[TO BE DONE]:
Copy out every line of the records where the string "text" occurs.
** START PROVIDED MATERIAL **
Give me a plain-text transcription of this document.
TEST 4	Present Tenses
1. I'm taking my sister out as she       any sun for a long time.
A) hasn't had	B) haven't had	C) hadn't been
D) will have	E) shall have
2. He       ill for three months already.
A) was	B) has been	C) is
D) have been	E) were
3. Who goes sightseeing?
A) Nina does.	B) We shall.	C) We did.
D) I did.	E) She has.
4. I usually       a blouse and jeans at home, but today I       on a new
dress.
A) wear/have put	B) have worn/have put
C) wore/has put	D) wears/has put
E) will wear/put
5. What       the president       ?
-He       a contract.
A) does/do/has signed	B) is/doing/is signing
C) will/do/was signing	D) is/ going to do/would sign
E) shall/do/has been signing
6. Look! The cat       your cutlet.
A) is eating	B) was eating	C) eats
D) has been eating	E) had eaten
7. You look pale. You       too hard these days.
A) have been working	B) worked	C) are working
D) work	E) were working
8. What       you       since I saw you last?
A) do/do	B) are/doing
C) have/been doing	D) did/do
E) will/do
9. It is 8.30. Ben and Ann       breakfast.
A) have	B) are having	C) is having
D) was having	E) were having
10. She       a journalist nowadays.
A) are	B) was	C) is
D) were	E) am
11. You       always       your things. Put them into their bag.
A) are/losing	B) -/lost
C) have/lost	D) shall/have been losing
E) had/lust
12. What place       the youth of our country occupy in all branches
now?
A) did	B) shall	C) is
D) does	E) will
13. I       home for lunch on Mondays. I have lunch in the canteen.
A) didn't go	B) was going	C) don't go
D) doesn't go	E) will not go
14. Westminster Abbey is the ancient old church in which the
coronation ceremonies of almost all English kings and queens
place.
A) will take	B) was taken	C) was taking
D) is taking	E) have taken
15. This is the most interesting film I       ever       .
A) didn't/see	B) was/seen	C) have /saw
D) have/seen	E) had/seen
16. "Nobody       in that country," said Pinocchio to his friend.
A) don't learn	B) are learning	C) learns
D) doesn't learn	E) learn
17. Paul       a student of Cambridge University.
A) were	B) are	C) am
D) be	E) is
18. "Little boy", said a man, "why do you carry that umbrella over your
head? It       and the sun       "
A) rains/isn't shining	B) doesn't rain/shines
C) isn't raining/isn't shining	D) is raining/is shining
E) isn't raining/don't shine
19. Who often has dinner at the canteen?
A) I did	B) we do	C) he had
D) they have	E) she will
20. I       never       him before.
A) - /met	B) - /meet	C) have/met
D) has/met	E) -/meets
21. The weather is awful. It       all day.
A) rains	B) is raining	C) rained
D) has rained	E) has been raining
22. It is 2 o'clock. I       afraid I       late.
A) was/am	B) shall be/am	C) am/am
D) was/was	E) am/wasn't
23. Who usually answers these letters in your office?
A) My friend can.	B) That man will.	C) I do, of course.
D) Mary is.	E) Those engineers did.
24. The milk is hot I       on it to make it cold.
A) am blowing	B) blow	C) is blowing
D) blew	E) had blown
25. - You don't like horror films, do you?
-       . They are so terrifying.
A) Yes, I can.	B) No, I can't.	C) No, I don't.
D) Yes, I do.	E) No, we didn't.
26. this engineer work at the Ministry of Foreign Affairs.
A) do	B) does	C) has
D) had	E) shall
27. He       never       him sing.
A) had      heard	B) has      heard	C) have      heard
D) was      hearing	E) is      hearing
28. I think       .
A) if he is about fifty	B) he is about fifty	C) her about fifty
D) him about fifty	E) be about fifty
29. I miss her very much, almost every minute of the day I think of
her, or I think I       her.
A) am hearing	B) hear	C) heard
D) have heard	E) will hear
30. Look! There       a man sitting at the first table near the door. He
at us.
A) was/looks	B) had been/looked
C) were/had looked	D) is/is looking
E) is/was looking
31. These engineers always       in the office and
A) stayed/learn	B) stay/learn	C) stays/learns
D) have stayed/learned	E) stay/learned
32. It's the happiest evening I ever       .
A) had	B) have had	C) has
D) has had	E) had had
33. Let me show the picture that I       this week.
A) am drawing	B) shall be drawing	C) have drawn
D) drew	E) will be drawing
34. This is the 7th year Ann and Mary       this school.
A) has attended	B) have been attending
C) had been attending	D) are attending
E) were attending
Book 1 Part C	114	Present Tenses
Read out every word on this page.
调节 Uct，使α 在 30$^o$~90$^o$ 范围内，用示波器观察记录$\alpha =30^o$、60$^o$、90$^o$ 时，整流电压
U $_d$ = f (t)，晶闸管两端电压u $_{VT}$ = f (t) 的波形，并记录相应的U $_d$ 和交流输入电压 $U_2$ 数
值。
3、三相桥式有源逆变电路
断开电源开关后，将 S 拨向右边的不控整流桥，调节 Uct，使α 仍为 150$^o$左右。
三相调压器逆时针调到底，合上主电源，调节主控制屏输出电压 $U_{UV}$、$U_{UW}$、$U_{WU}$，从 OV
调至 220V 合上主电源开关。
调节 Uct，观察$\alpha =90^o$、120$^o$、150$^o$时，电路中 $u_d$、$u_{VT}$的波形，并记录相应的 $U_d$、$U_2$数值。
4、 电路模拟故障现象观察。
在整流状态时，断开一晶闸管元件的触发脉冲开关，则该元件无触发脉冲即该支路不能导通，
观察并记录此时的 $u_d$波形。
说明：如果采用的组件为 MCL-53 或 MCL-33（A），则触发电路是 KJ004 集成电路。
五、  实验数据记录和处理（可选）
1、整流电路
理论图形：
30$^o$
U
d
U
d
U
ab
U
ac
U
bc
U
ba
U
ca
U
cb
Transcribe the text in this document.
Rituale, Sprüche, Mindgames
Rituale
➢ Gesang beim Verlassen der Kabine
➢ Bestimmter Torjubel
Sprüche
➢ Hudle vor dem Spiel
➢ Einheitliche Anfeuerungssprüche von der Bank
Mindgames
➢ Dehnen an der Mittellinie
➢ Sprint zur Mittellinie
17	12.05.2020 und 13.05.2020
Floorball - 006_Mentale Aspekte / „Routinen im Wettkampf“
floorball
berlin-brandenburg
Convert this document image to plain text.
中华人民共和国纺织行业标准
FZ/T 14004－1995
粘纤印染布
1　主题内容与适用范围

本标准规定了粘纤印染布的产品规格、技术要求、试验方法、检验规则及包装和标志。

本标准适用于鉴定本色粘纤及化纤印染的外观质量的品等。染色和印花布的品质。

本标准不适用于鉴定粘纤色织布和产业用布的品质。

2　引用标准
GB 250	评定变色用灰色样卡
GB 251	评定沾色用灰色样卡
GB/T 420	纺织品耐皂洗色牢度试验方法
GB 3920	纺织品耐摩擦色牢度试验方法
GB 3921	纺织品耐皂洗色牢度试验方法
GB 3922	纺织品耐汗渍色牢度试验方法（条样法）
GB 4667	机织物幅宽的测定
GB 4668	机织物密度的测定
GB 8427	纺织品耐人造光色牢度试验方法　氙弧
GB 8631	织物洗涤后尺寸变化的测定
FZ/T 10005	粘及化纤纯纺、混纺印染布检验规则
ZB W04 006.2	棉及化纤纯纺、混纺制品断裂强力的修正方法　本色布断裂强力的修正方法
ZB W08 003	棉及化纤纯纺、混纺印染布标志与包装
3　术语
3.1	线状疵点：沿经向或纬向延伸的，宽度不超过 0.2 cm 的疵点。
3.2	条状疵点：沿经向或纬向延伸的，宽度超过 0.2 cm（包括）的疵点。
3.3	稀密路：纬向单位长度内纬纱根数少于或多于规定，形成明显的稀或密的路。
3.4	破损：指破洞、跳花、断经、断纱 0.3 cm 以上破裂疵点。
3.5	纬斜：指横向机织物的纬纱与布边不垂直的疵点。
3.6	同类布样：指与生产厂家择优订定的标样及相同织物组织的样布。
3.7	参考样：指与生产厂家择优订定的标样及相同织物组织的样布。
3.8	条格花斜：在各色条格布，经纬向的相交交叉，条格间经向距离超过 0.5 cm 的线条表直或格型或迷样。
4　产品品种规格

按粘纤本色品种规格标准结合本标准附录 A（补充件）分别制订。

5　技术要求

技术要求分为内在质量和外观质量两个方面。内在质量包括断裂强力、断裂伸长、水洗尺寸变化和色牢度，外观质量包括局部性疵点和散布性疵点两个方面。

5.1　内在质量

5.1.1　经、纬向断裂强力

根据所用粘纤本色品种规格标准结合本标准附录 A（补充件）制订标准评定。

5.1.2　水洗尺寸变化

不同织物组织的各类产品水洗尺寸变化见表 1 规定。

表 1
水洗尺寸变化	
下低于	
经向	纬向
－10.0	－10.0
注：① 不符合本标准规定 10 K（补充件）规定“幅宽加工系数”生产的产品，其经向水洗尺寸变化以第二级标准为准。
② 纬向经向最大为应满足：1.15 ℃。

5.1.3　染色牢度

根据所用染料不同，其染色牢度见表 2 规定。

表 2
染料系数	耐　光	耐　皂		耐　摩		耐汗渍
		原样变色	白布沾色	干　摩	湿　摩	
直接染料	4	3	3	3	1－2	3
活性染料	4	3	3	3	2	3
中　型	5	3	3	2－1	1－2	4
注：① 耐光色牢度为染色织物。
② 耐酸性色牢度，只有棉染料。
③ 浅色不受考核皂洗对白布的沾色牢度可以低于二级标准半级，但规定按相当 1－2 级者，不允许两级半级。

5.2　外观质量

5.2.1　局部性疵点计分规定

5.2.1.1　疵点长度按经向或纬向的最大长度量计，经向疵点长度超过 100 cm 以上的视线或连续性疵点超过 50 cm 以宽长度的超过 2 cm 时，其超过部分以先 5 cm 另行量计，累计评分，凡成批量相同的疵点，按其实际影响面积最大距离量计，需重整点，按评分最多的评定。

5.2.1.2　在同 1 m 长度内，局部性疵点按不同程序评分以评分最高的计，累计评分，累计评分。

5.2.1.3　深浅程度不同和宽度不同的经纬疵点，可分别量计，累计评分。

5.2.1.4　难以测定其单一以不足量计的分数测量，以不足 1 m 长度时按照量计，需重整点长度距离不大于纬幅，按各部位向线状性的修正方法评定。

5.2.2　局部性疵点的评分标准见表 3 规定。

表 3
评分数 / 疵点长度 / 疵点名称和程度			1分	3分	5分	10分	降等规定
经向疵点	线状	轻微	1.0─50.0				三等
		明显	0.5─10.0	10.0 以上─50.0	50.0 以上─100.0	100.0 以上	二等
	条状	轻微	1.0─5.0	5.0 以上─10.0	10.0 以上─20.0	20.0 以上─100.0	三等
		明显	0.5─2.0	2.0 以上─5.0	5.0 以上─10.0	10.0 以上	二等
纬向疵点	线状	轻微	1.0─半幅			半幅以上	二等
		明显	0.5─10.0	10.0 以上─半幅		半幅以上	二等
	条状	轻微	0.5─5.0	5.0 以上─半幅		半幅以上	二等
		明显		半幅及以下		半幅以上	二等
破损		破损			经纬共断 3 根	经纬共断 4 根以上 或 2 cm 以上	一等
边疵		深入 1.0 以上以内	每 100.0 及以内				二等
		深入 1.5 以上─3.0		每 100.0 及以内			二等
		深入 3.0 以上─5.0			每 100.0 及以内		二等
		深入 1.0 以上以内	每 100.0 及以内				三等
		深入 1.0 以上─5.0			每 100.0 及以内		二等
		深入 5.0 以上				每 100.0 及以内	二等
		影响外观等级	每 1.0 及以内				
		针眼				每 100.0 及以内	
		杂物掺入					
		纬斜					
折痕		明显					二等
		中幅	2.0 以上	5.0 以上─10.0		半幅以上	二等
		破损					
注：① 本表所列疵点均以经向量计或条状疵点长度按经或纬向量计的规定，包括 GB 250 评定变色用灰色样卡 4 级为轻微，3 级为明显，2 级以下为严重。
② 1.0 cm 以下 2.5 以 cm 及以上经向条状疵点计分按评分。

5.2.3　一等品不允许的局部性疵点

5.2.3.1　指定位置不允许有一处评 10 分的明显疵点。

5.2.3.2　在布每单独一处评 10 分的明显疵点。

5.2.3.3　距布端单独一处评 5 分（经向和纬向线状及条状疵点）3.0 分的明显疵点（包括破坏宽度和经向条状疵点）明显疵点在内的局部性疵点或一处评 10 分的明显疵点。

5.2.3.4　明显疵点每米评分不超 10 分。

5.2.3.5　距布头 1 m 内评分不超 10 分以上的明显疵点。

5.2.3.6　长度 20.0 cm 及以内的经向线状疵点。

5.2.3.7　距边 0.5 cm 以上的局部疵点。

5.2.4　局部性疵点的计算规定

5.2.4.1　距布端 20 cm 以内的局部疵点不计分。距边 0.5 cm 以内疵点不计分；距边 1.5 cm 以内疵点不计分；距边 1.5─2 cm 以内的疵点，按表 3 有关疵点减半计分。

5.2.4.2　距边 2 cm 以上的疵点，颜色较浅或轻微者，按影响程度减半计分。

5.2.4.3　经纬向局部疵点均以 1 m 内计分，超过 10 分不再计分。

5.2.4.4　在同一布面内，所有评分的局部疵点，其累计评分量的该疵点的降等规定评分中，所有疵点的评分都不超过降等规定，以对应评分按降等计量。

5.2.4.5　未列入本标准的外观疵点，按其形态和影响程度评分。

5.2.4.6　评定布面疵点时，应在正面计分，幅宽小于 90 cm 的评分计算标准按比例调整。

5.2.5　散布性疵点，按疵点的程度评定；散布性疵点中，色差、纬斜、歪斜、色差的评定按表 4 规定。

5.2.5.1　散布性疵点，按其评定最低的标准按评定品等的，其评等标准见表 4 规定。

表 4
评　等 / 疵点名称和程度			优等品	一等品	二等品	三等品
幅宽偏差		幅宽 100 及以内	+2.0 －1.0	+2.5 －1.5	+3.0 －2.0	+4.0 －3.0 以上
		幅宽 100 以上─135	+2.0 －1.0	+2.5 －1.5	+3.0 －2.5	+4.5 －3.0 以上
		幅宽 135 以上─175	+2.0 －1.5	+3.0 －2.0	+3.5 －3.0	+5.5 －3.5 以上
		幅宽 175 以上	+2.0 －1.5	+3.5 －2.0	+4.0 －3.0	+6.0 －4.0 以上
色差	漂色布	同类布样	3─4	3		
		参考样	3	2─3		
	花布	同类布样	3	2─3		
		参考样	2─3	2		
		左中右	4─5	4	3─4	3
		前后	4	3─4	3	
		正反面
** END PROVIDED MATERIAL **
[SOLUTION TO THE EXERCISE]:
Give me a plain-text transcription of this document.
Transcribe the text in this document.
Convert this document image to plain text.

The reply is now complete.